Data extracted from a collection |
_ _ _ _ _ _ _

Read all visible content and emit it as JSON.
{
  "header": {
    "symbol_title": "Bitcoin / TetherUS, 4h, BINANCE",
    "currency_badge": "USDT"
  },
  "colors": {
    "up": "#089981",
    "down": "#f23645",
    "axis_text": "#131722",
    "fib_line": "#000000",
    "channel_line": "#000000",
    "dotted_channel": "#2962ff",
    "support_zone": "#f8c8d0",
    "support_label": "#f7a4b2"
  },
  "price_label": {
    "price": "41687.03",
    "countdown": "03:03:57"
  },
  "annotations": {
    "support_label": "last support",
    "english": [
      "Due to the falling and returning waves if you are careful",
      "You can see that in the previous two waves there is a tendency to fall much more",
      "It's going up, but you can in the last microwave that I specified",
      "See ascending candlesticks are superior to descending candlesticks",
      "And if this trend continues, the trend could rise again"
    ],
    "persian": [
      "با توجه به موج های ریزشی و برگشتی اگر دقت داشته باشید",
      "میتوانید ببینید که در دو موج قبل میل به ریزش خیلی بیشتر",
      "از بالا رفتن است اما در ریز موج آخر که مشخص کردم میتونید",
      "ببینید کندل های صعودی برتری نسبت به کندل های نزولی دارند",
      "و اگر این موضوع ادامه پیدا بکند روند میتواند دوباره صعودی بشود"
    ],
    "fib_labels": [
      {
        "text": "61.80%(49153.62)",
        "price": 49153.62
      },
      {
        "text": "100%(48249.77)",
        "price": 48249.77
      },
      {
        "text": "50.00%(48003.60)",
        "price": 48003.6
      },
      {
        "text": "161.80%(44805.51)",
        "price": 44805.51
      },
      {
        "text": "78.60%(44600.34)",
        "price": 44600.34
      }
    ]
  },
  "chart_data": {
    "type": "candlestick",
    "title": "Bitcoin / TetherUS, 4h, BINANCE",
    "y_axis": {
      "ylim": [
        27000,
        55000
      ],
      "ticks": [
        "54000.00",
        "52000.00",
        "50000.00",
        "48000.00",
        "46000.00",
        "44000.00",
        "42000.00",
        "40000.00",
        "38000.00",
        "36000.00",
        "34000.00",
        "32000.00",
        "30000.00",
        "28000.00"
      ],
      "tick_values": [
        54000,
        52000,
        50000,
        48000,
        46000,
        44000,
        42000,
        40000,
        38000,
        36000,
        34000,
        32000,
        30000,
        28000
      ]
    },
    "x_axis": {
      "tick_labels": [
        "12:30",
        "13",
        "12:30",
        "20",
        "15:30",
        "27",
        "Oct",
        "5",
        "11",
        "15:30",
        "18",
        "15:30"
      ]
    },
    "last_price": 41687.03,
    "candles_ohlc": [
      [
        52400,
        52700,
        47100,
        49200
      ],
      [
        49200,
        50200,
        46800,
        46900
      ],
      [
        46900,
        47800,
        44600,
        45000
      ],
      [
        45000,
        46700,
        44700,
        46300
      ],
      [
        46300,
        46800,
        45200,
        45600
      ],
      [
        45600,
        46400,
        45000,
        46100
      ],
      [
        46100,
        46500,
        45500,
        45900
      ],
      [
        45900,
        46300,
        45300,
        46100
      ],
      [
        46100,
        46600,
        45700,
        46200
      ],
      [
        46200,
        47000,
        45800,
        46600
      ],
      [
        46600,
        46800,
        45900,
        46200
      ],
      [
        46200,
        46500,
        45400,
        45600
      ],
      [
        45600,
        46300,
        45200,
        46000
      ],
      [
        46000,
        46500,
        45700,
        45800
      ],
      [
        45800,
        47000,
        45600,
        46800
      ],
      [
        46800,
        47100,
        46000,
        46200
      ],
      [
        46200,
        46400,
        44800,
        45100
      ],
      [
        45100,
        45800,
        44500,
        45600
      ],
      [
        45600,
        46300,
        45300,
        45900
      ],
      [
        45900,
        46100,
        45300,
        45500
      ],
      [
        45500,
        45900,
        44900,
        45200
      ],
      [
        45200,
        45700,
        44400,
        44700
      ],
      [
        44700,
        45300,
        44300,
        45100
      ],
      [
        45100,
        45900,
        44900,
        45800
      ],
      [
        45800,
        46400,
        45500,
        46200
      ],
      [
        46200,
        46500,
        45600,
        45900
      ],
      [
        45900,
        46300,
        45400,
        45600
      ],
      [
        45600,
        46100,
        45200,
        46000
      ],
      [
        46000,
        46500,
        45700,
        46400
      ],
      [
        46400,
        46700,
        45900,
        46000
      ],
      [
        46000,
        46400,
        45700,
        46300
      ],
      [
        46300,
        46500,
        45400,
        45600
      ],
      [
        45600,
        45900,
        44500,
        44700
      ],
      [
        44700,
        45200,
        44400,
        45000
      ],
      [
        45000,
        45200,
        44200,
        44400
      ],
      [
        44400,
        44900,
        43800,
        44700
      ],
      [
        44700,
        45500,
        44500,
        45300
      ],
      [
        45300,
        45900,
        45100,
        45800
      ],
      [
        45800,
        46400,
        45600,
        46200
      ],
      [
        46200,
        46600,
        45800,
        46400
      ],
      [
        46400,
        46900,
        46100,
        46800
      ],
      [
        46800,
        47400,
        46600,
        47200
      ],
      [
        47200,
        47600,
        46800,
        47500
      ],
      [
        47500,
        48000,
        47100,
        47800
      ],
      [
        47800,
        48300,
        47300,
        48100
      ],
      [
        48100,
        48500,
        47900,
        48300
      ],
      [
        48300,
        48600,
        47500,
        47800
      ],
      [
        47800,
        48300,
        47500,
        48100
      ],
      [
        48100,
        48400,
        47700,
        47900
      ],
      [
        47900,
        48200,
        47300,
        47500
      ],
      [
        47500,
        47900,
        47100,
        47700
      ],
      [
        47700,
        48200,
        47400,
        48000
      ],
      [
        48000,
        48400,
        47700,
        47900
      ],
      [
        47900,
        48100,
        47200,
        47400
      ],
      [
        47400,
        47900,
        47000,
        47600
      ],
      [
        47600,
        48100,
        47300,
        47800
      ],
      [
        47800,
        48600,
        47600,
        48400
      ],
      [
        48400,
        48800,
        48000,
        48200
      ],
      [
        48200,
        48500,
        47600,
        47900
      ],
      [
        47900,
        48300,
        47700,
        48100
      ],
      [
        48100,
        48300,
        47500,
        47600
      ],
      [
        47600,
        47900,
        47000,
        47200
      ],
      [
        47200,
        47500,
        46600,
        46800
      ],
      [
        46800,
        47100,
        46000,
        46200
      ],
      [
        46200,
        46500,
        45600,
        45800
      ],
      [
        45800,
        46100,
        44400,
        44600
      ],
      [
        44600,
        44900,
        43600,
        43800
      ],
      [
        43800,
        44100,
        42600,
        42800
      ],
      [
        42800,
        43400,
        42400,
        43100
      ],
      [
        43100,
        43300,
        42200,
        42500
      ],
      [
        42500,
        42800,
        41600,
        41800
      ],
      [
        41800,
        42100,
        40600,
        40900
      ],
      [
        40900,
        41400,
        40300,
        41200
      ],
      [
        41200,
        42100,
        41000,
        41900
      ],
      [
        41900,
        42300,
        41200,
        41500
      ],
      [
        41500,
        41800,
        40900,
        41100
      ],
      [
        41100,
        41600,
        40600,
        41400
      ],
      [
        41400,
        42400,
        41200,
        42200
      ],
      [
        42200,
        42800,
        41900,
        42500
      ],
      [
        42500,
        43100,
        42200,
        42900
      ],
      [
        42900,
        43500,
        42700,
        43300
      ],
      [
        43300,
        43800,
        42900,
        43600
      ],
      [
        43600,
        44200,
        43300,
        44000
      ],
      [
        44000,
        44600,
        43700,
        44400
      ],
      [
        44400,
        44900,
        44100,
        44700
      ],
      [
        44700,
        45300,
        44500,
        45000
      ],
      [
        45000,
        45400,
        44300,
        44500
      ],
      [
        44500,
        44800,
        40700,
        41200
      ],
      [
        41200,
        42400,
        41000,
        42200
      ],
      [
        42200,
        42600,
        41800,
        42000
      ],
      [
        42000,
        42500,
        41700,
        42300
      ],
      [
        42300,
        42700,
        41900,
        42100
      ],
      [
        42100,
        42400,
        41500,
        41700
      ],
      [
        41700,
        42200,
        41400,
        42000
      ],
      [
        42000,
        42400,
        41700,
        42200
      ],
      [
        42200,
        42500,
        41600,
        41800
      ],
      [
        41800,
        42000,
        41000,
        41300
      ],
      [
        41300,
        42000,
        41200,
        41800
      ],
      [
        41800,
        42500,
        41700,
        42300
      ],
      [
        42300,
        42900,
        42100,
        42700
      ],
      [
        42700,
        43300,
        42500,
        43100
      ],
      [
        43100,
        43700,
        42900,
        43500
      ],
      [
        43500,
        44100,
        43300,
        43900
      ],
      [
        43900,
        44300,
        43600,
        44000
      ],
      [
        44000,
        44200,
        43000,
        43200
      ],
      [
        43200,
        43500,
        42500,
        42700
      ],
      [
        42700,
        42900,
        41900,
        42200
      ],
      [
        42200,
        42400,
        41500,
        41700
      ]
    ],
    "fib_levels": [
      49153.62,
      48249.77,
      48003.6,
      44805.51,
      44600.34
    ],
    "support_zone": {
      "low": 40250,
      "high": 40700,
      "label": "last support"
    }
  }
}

_ _ _ _ _ _ _

TASK TO CARRY OUT | Search the data for "that" and list every line in which it occurs.

FULL RESPONSE |
      "You can see that in the previous two waves there is a tendency to fall much more",
      "It's going up, but you can in the last microwave that I specified",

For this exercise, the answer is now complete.